**Data supplied**
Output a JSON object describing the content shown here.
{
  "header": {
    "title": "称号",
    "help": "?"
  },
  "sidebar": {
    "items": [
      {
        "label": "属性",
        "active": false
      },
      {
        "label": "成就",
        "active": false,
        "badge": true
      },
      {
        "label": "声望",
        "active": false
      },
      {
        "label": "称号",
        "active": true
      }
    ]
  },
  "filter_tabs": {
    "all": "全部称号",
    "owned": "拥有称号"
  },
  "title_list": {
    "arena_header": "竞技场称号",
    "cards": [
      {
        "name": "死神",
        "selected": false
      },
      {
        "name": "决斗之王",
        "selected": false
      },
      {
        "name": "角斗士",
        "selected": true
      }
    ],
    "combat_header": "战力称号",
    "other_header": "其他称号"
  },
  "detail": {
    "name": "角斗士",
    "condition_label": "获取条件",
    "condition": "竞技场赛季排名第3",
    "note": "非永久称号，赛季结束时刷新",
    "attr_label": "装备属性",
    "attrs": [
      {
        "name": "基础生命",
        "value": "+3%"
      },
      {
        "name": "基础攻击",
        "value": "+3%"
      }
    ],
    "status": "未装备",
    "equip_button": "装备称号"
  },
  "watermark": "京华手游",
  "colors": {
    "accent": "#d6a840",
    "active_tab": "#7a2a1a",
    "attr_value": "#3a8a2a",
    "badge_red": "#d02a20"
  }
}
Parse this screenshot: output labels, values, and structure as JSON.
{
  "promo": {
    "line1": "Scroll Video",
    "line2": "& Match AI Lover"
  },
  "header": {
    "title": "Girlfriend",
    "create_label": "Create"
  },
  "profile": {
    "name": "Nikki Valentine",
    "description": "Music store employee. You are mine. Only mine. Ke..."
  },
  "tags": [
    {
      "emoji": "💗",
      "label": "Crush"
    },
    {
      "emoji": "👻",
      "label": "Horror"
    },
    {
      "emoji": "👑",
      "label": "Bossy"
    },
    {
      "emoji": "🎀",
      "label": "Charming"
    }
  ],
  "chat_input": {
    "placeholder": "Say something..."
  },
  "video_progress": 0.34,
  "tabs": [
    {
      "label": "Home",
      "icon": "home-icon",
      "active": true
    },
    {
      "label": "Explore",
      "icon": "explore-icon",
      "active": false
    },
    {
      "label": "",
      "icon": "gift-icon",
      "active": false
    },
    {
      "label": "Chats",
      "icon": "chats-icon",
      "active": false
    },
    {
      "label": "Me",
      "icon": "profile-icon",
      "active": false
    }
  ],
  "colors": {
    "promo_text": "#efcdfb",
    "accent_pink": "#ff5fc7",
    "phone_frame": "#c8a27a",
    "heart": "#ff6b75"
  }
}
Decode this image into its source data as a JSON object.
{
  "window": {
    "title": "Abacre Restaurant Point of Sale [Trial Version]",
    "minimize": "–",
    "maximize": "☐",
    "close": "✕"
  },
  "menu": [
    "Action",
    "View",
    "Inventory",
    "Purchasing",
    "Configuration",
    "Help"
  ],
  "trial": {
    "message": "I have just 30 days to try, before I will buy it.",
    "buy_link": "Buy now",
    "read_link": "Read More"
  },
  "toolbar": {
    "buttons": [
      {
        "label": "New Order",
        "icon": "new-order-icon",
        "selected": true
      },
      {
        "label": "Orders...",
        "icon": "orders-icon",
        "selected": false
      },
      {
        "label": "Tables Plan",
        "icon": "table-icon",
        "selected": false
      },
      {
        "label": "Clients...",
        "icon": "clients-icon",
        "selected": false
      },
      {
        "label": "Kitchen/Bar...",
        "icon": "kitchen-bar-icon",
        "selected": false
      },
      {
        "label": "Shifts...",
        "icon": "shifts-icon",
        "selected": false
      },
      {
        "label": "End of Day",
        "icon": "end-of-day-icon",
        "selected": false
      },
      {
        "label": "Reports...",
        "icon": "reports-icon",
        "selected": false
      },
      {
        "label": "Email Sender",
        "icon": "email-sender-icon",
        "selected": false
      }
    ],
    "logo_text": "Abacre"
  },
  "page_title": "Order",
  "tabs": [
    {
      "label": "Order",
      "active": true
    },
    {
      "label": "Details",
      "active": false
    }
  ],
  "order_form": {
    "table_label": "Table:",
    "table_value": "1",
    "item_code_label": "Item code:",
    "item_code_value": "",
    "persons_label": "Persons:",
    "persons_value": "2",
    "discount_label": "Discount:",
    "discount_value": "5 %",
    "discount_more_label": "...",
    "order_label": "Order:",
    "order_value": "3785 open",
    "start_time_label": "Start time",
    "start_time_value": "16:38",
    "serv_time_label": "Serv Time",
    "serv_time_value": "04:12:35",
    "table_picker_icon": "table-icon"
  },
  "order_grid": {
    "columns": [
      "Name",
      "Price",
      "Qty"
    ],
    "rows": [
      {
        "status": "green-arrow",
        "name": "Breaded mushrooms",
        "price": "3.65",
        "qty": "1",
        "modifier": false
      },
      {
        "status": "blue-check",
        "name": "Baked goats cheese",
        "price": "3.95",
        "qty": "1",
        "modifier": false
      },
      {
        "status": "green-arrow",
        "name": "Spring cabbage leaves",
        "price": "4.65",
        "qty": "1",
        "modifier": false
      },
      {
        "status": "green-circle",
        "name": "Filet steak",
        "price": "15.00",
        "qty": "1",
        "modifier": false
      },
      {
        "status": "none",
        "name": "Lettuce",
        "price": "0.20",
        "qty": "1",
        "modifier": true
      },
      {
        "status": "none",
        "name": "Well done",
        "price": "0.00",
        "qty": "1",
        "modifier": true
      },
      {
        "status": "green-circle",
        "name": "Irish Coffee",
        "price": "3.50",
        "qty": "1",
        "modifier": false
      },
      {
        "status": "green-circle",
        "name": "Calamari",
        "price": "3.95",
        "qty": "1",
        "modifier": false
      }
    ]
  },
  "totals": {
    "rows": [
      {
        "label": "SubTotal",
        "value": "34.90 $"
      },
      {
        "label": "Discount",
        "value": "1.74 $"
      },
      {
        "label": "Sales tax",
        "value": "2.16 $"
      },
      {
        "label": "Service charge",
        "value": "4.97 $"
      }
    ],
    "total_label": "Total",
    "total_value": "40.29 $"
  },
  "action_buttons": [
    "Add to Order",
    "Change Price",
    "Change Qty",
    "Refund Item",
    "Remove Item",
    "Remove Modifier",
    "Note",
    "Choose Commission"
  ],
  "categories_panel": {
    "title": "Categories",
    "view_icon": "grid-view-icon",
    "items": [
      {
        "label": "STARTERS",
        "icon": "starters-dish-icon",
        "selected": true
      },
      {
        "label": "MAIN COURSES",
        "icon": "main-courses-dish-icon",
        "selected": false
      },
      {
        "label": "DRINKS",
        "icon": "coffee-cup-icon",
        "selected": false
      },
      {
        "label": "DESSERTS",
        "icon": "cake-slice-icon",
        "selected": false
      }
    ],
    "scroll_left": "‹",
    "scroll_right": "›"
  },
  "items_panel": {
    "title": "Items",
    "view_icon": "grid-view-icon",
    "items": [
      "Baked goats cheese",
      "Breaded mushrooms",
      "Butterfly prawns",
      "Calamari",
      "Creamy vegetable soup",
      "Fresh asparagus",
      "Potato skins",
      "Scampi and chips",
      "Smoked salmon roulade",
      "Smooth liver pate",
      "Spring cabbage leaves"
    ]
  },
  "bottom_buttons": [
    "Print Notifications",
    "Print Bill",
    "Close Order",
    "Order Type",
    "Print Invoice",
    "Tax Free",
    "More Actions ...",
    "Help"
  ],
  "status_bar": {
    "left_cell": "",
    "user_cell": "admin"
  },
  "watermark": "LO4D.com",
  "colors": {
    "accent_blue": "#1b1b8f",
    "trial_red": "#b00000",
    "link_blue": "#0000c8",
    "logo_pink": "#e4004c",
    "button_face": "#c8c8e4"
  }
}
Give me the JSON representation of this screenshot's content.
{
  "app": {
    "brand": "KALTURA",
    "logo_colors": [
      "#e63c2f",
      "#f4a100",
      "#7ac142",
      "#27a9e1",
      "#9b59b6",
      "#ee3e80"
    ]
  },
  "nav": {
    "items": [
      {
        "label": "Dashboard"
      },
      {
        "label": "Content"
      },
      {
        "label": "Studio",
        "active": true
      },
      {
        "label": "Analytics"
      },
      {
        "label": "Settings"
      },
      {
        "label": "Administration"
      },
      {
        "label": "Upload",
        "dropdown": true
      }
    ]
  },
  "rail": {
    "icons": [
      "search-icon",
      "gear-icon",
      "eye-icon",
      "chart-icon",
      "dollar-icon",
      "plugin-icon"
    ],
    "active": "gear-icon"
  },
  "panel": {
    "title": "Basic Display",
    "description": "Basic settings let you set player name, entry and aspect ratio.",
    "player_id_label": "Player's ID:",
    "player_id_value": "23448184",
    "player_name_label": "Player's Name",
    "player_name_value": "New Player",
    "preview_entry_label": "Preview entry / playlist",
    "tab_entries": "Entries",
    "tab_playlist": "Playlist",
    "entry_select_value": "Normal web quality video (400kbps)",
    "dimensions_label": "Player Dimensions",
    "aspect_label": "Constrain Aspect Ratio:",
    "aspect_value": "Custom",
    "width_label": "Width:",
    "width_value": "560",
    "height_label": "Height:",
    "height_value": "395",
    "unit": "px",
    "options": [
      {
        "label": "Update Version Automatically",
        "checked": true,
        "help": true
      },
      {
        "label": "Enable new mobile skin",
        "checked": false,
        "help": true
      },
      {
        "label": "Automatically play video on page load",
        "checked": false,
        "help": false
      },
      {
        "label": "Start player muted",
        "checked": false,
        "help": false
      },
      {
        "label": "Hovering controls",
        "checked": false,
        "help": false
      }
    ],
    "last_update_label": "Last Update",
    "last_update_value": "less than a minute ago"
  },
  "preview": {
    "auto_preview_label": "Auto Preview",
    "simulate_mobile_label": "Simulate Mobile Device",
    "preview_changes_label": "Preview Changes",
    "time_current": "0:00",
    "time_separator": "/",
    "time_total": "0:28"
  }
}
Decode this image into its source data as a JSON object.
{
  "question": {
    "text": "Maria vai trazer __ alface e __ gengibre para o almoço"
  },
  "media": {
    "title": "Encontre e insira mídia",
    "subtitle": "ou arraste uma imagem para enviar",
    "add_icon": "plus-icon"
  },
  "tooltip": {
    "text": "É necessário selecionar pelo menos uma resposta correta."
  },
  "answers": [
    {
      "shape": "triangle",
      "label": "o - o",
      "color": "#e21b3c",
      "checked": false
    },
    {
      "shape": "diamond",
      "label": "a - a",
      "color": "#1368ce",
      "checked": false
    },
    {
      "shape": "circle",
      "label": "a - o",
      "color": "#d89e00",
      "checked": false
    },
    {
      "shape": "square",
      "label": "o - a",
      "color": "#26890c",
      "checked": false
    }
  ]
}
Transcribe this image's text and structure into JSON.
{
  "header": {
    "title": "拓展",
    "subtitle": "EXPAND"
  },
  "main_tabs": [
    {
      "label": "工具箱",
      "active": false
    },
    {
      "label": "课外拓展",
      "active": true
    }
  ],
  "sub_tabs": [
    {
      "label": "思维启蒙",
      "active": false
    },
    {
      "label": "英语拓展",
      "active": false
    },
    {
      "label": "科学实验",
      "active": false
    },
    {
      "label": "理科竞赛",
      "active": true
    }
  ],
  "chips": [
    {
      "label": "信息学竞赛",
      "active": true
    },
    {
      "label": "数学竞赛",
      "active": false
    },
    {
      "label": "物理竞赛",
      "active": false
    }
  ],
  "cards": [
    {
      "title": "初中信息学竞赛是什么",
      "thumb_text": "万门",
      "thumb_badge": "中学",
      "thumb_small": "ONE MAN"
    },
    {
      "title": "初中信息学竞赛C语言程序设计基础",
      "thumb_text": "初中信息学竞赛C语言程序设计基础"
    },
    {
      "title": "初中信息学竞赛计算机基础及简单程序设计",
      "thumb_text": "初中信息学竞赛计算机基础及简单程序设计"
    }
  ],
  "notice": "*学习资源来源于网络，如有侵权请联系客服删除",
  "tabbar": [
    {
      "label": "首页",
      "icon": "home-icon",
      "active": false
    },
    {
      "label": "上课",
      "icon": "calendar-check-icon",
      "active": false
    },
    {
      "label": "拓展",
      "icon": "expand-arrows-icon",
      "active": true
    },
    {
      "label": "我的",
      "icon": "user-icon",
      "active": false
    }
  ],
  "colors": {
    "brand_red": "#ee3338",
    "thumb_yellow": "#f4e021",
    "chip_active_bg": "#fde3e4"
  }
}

**Task to carry out**
Reproduce every line from the entries that holds the word "Baked".

**Solution below**
        "name": "Baked goats cheese",
      "Baked goats cheese",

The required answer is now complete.